** Begin Entries **

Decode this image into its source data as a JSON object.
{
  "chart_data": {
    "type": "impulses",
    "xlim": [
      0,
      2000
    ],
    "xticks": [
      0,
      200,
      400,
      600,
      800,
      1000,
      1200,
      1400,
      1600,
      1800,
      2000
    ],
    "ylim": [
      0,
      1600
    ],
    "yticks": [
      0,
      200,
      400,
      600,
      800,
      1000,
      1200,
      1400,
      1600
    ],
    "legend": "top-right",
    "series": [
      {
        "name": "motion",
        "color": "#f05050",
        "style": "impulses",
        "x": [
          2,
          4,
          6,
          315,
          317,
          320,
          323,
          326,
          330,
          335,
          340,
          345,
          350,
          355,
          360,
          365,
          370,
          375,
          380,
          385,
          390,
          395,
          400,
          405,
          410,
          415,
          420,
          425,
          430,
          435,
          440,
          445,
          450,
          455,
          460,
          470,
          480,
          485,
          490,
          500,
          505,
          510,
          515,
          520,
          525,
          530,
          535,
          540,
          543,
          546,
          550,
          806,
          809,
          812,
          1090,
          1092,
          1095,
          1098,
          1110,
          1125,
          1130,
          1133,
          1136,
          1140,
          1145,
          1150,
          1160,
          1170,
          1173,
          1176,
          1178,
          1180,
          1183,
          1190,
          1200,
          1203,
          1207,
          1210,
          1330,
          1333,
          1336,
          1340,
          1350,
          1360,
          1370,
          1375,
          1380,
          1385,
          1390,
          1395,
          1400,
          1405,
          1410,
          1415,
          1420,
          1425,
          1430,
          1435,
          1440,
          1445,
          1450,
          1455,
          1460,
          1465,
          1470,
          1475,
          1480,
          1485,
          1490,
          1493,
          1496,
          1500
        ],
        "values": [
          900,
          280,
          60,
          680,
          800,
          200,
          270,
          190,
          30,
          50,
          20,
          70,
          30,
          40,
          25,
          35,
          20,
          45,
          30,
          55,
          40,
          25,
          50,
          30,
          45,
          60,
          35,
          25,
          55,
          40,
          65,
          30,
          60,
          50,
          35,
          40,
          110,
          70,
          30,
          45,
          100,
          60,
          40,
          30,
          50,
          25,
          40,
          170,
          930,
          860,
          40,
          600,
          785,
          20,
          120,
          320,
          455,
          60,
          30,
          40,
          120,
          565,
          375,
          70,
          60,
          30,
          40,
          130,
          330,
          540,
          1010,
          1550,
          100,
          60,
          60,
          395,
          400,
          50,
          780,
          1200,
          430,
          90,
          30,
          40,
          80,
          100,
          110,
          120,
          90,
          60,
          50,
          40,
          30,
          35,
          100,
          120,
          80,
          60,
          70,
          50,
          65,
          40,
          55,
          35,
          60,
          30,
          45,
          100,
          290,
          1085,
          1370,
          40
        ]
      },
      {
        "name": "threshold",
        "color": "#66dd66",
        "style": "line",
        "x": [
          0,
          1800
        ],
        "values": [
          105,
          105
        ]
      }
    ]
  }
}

** End Entries **

**Aim**
Would you write down every record again, exactly?

**The output**
Decode this image into its source data as a JSON object.
{
  "chart_data": {
    "type": "impulses",
    "xlim": [
      0,
      2000
    ],
    "xticks": [
      0,
      200,
      400,
      600,
      800,
      1000,
      1200,
      1400,
      1600,
      1800,
      2000
    ],
    "ylim": [
      0,
      1600
    ],
    "yticks": [
      0,
      200,
      400,
      600,
      800,
      1000,
      1200,
      1400,
      1600
    ],
    "legend": "top-right",
    "series": [
      {
        "name": "motion",
        "color": "#f05050",
        "style": "impulses",
        "x": [
          2,
          4,
          6,
          315,
          317,
          320,
          323,
          326,
          330,
          335,
          340,
          345,
          350,
          355,
          360,
          365,
          370,
          375,
          380,
          385,
          390,
          395,
          400,
          405,
          410,
          415,
          420,
          425,
          430,
          435,
          440,
          445,
          450,
          455,
          460,
          470,
          480,
          485,
          490,
          500,
          505,
          510,
          515,
          520,
          525,
          530,
          535,
          540,
          543,
          546,
          550,
          806,
          809,
          812,
          1090,
          1092,
          1095,
          1098,
          1110,
          1125,
          1130,
          1133,
          1136,
          1140,
          1145,
          1150,
          1160,
          1170,
          1173,
          1176,
          1178,
          1180,
          1183,
          1190,
          1200,
          1203,
          1207,
          1210,
          1330,
          1333,
          1336,
          1340,
          1350,
          1360,
          1370,
          1375,
          1380,
          1385,
          1390,
          1395,
          1400,
          1405,
          1410,
          1415,
          1420,
          1425,
          1430,
          1435,
          1440,
          1445,
          1450,
          1455,
          1460,
          1465,
          1470,
          1475,
          1480,
          1485,
          1490,
          1493,
          1496,
          1500
        ],
        "values": [
          900,
          280,
          60,
          680,
          800,
          200,
          270,
          190,
          30,
          50,
          20,
          70,
          30,
          40,
          25,
          35,
          20,
          45,
          30,
          55,
          40,
          25,
          50,
          30,
          45,
          60,
          35,
          25,
          55,
          40,
          65,
          30,
          60,
          50,
          35,
          40,
          110,
          70,
          30,
          45,
          100,
          60,
          40,
          30,
          50,
          25,
          40,
          170,
          930,
          860,
          40,
          600,
          785,
          20,
          120,
          320,
          455,
          60,
          30,
          40,
          120,
          565,
          375,
          70,
          60,
          30,
          40,
          130,
          330,
          540,
          1010,
          1550,
          100,
          60,
          60,
          395,
          400,
          50,
          780,
          1200,
          430,
          90,
          30,
          40,
          80,
          100,
          110,
          120,
          90,
          60,
          50,
          40,
          30,
          35,
          100,
          120,
          80,
          60,
          70,
          50,
          65,
          40,
          55,
          35,
          60,
          30,
          45,
          100,
          290,
          1085,
          1370,
          40
        ]
      },
      {
        "name": "threshold",
        "color": "#66dd66",
        "style": "line",
        "x": [
          0,
          1800
        ],
        "values": [
          105,
          105
        ]
      }
    ]
  }
}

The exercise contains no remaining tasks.